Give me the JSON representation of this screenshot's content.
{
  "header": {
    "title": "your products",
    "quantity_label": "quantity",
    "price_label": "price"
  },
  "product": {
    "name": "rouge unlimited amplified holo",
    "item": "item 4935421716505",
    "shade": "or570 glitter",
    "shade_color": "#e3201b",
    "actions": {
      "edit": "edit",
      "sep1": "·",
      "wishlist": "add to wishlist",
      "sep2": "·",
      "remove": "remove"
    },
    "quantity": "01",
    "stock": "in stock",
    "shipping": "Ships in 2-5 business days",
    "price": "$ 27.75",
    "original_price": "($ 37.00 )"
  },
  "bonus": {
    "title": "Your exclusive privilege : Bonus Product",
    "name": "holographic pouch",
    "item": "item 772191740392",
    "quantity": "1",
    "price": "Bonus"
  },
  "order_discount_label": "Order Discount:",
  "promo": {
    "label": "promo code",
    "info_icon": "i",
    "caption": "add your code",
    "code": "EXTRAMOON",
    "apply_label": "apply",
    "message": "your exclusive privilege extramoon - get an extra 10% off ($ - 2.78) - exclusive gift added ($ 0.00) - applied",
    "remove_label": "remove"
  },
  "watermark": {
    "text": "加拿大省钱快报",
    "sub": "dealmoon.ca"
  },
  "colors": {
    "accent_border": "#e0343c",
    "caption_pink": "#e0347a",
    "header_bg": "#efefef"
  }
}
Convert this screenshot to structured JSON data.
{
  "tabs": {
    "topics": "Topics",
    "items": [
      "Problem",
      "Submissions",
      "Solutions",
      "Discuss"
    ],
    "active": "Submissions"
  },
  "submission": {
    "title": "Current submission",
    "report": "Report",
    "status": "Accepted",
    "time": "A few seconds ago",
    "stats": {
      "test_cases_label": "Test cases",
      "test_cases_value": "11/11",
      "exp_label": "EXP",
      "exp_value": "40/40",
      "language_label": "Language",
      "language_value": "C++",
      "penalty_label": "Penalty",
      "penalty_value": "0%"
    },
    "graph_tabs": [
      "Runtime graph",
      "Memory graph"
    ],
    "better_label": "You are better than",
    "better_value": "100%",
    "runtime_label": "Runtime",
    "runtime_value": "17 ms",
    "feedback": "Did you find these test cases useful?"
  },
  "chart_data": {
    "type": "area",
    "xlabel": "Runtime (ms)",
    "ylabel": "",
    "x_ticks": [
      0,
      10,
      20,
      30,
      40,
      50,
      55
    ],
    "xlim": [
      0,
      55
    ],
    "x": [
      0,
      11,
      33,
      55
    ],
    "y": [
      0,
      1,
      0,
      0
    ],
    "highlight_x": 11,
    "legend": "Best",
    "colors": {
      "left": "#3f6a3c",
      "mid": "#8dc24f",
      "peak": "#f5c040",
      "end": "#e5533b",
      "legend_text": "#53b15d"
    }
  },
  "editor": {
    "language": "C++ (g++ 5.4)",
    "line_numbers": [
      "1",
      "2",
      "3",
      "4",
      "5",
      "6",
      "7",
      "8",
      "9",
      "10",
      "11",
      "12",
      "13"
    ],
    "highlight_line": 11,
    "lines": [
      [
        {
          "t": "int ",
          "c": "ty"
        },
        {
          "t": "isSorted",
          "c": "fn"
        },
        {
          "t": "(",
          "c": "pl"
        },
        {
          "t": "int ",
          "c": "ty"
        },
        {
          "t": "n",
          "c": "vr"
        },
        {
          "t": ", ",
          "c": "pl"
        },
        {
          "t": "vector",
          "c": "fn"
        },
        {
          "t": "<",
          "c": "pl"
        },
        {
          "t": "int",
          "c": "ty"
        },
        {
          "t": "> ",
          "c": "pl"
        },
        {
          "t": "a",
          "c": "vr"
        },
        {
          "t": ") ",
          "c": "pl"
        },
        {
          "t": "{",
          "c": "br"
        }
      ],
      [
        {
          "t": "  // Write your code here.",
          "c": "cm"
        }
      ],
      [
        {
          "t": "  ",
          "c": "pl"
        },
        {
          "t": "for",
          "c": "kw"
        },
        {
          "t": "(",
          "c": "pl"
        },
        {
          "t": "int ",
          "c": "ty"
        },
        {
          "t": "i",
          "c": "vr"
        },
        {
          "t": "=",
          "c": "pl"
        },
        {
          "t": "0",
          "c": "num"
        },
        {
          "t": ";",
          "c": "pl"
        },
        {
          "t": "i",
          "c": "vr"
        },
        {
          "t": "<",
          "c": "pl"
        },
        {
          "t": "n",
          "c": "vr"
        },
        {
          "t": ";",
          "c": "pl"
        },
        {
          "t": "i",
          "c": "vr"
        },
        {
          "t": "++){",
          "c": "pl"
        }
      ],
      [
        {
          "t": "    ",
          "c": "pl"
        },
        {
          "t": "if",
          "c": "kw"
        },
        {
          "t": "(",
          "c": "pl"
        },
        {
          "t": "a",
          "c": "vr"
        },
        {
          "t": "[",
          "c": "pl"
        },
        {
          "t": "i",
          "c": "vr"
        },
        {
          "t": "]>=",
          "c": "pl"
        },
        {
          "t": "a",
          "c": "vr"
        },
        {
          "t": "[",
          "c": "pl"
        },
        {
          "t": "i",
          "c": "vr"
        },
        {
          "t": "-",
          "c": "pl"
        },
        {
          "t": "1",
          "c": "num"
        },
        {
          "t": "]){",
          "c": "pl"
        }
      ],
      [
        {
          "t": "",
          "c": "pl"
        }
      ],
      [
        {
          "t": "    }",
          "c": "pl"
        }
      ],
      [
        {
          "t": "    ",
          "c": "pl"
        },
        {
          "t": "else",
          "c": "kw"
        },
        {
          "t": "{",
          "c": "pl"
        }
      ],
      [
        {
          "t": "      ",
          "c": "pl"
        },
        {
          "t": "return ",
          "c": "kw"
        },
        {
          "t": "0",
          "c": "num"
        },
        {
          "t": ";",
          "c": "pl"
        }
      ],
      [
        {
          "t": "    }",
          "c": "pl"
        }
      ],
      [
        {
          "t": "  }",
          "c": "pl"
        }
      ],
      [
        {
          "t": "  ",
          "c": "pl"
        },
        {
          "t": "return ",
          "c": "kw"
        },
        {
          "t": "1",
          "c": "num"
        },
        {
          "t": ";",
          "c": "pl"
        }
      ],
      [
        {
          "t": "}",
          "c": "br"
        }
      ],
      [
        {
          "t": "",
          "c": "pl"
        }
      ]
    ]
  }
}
■ ■ ■ ■
EXERCISE PROMPT:
Collect, from the material above, every line containing the word "privilege".

THE REPLY:
    "title": "Your exclusive privilege : Bonus Product",
    "message": "your exclusive privilege extramoon - get an extra 10% off ($ - 2.78) - exclusive gift added ($ 0.00) - applied",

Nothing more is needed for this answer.